- [TEXT BLOCK]:
——————————
American video artist (born 1947)

Cecelia Ann Condit (born December 15, 1947) is an American video artist. Condit's films are noted for their subversion of traditional mythologies of female representation and psychologies of sexuality and violence.

Condit has received awards from the Guggenheim Foundation, American Film Institute, National Endowment for the Arts, Mary L. Nohl Foundation, and Wisconsin Arts Council, and the National Media Award from the Retirement Research Foundation. Her work has been shown internationally in festivals, museums and alternative spaces and is represented in collections including the Museum of Modern Art in NYC and Centre Georges Pompidou Musée National d'Art Moderne, Paris, France. In 2008, Condit had her first solo show exhibition at the CUE Art Foundation in New York.

==Early life and education==
Condit was born in Philadelphia on December 15, 1947. She studied at the Pennsylvania Academy of the Fine Arts and the University of Pennsylvania. She received a BFA in sculpture from the Philadelphia College of Art and a MFA in photography from Tyler School of Art at Temple University.

==Career==
Condit served as professor and director of the graduate program in the Department of Film, Video, Animation, and New Genres at the University of Wisconsin-Milwaukee. Her work received renewed attention in 2015 after her short film Possibly in Michigan was posted to Reddit. Four years later, an audio clip from the same film became a viral hit on TikTok, with over 22,000 iterations created as of July 2019.

===Works===
==== Beneath The Skin ====

Beneath the Skin is her first work. A short film, it follows a woman's thoughts and musings towards a recent incident in which she discovered that her boyfriend was hiding the body of his ex-girlfriend in his closet.

It is based on a real-life incident that occurred in Condit's life when she dated Ira Einhorn, also known as the Unicorn Killer. Ira had murdered his ex-girlfriend, Holly Maddux, and hidden her corpse in his closet. Condit, who began dating Einhorn, never found Maddux's corpse due to being on medication that hindered her sense of smell.

==Videography==

| Year | Title |
|---|---|
| 1981 | Beneath the Skin |
| 1983 | Possibly in Michigan |
| 1987 | Not a Jealous Bone |
| 1996 | Suburbs of Eden |
| 1990/2008 | Oh, Rapunzel |
| 2003 | Why Not a Sparrow |
| 2004 | All About a Girl |
| 2005 | Little Spirits |
| 2008 | Annie Lloyd |
| 2015 | Pulling Up Roots |
| 2016 | Some Dark Place |
| 2017 | Pizzly Bear |
| 2019 | We Were Hardly More Than Children |
| 2020 | I've Been Afraid |
| 2021 | AI and I |
| 2024 | A Parable of Now |
| 2025 | Monster in Me |

Condit considers the following films to be part of the "Jill Sands trilogy", which refers to three of her films which star the actress Jill Sands; Beneath the Skin, Possibly in Michigan, and Not a Jealous Bone.

== Select Installations ==
Condit has created a number of video installations including:

- First Dream After Mother Died (2010), a three-channel video installation that was exhibited at the North Dakota Museum of Art
- Within a Stone's Throw (2012), a three-channel video installation exhibited at the Nevada Museum of Art, the Madison Museum of Contemporary Art, and the Burren College of Art in Ireland
- Tales of Future Past (2017), a two-channel video installation exhibited at the Lynden Sculpture Garden

==Personal life==
Condit has two grown sons, Schuyler Vogel, the chaplain at Carleton College, and Lloyd Vogel, chief executive officer at Garage Grown Gear.
——————————
- [LISTED ENTRIES]:
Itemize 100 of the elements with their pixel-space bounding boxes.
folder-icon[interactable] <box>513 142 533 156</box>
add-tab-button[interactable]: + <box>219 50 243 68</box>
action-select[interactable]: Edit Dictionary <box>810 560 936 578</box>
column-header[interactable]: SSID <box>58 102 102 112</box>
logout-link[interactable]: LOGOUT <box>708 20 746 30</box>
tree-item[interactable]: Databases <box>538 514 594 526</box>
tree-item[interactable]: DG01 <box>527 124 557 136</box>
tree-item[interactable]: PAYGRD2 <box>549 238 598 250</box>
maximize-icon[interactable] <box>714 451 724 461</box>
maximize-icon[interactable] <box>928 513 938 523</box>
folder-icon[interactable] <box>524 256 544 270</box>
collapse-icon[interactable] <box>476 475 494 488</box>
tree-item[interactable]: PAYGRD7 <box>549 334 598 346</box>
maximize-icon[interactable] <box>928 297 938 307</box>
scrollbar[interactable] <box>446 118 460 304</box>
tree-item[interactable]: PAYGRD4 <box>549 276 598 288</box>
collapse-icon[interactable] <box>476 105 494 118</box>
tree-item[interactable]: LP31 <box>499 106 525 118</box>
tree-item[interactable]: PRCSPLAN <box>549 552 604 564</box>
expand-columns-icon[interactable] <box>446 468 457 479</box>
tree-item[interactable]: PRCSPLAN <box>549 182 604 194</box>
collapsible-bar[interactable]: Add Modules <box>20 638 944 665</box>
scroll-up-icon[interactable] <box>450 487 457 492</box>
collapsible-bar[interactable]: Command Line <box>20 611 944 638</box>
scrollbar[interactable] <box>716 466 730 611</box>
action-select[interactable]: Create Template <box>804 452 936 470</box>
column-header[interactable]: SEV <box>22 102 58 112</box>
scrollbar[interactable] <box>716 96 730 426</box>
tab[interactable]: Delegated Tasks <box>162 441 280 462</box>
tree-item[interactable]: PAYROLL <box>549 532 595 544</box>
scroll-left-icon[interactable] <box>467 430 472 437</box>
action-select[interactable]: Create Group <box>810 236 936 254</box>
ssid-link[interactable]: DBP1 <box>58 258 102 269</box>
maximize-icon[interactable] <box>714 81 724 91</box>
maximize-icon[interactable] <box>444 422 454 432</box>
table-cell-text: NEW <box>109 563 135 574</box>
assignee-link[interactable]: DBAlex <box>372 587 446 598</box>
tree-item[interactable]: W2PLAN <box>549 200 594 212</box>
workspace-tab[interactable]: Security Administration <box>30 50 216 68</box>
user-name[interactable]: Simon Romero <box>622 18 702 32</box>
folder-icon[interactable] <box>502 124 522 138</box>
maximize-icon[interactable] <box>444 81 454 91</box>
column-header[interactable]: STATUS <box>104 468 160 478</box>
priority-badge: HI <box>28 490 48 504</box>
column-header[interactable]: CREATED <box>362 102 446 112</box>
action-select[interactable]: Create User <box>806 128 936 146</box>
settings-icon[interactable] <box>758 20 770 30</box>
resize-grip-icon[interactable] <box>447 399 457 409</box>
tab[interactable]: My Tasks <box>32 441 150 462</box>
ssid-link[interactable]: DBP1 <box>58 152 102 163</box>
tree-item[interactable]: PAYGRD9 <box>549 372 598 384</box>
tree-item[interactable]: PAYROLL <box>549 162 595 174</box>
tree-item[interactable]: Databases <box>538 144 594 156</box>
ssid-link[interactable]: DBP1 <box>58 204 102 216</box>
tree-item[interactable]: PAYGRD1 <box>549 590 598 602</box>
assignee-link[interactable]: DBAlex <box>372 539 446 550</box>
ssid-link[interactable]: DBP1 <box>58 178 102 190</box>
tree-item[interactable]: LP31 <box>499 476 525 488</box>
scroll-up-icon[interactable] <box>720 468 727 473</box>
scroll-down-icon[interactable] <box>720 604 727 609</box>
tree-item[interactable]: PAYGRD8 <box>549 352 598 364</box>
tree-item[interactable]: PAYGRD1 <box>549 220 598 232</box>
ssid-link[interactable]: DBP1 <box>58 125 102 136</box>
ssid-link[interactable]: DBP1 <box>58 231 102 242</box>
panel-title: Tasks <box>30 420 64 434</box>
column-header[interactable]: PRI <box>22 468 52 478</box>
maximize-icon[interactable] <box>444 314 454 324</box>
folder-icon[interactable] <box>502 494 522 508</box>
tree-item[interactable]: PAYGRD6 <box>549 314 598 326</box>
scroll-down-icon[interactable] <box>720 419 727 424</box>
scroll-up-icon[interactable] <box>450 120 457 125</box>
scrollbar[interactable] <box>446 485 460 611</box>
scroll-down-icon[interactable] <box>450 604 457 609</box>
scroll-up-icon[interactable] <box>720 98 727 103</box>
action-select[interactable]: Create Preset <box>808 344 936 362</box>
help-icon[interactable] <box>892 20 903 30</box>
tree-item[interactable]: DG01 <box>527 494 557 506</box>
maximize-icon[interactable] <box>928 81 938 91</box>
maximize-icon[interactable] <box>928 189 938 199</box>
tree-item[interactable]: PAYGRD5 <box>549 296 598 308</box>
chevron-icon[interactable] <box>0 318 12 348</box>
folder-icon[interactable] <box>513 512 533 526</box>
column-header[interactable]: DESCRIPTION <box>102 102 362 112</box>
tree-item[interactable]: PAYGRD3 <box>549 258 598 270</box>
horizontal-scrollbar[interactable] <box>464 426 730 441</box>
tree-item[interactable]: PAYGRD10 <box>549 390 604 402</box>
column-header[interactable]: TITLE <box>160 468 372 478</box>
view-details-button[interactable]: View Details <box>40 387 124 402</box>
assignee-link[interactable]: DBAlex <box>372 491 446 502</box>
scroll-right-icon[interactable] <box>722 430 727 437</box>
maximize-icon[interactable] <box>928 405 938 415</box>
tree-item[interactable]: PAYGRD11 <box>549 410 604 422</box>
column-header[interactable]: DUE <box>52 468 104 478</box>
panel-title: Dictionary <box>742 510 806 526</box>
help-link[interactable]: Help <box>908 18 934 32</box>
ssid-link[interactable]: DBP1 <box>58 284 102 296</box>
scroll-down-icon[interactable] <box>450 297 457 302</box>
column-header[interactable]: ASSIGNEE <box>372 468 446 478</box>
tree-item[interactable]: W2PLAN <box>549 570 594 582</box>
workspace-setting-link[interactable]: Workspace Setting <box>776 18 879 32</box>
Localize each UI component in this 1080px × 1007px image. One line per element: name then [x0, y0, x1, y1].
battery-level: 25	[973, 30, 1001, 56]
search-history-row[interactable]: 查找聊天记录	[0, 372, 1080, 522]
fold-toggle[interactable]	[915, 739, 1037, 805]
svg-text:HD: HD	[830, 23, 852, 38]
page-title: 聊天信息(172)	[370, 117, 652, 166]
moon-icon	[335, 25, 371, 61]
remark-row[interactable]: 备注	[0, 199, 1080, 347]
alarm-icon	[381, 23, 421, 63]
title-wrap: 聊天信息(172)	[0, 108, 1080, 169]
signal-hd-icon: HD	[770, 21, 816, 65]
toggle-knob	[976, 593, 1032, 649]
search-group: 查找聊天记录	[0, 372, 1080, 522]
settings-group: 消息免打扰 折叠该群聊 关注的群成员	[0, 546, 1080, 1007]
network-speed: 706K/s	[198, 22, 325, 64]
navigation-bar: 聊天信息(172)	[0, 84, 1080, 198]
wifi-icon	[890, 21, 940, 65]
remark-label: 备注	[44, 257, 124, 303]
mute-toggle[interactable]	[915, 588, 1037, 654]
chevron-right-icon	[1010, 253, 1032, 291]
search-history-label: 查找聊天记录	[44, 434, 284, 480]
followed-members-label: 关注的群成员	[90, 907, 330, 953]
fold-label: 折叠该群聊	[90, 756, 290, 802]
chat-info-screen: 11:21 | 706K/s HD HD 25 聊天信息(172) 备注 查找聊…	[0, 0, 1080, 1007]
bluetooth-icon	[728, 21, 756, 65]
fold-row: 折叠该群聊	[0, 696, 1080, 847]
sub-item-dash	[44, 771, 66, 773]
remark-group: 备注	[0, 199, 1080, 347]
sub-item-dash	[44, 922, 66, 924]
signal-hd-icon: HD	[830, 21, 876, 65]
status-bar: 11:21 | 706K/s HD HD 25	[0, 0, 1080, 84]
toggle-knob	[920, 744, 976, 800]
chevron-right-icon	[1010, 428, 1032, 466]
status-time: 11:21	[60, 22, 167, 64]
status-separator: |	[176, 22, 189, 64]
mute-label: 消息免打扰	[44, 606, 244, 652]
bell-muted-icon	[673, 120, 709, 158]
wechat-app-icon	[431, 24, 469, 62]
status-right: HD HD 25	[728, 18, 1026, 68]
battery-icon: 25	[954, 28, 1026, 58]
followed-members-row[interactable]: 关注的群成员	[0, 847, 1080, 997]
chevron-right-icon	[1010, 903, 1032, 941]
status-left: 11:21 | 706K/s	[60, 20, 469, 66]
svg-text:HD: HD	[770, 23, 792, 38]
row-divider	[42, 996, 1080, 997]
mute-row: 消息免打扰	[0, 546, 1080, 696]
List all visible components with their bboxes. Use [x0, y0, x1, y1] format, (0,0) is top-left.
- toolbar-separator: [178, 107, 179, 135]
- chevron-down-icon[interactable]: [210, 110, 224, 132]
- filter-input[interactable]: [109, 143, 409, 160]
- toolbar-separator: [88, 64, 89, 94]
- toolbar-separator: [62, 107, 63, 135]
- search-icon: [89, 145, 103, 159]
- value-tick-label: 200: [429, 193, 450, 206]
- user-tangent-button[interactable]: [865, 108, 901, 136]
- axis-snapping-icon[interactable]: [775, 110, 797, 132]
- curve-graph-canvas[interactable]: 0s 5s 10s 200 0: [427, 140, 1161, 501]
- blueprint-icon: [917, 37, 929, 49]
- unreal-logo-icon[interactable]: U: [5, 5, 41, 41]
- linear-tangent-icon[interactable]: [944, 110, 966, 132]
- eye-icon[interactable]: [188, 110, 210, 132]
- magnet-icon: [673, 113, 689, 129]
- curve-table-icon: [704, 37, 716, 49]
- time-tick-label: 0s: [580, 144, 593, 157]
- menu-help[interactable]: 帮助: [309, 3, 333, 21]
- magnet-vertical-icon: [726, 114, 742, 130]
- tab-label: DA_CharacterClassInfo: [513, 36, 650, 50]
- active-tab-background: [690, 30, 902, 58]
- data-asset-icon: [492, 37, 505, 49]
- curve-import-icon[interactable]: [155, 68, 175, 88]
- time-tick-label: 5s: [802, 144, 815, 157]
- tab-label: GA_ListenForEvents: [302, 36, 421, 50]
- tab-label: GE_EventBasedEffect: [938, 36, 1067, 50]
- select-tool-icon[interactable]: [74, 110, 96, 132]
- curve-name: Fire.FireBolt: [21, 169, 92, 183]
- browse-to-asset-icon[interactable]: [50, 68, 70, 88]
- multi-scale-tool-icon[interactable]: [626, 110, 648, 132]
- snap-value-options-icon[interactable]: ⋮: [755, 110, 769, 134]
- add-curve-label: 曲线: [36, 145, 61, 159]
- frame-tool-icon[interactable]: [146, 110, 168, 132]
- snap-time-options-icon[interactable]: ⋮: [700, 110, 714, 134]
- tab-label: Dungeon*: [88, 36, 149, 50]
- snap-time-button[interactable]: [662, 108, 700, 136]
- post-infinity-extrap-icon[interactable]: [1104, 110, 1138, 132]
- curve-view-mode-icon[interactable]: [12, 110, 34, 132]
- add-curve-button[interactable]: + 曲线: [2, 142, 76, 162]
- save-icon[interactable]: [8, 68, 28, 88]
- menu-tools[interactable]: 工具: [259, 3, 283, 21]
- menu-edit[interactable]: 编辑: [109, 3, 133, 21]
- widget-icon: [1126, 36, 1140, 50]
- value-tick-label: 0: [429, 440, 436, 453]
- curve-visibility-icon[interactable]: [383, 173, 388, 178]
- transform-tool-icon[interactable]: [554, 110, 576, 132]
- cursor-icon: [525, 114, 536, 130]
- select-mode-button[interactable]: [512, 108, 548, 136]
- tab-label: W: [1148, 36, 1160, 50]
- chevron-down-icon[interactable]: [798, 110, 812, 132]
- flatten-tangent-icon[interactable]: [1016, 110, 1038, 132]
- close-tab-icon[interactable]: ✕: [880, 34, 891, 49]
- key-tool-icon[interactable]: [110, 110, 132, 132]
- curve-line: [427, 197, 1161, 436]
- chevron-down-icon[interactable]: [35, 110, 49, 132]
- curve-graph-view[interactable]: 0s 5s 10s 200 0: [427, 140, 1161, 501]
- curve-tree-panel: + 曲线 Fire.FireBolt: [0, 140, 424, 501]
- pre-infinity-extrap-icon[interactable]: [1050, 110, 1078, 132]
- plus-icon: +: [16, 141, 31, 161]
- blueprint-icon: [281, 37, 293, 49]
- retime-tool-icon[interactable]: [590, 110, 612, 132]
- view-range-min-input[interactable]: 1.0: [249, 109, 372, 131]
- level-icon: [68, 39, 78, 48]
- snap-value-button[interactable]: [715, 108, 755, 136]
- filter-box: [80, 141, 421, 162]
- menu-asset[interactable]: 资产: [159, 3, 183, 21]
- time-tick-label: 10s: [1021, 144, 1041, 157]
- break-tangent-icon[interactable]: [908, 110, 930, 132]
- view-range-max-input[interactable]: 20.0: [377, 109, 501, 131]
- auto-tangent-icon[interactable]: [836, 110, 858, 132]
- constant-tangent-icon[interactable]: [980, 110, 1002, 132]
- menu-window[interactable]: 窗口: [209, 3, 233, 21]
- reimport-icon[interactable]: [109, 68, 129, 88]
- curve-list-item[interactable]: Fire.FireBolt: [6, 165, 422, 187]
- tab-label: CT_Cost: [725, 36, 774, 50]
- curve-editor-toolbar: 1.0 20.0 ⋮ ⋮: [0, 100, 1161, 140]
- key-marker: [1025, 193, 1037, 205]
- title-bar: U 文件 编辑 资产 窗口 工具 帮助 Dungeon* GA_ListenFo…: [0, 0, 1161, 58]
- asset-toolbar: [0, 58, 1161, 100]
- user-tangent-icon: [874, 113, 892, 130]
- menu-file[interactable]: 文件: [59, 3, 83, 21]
——————————
- [EXERCISE INSTRUCTIONS]:
Transcribe everything from "Beneath the Skin is" down to "ex-girlfriend in his closet." in the article on Cecelia Condit.

- [YOUR RESPONSE]:
Beneath the Skin is her first work. A short film, it follows a woman's thoughts and musings towards a recent incident in which she discovered that her boyfriend was hiding the body of his ex-girlfriend in his closet.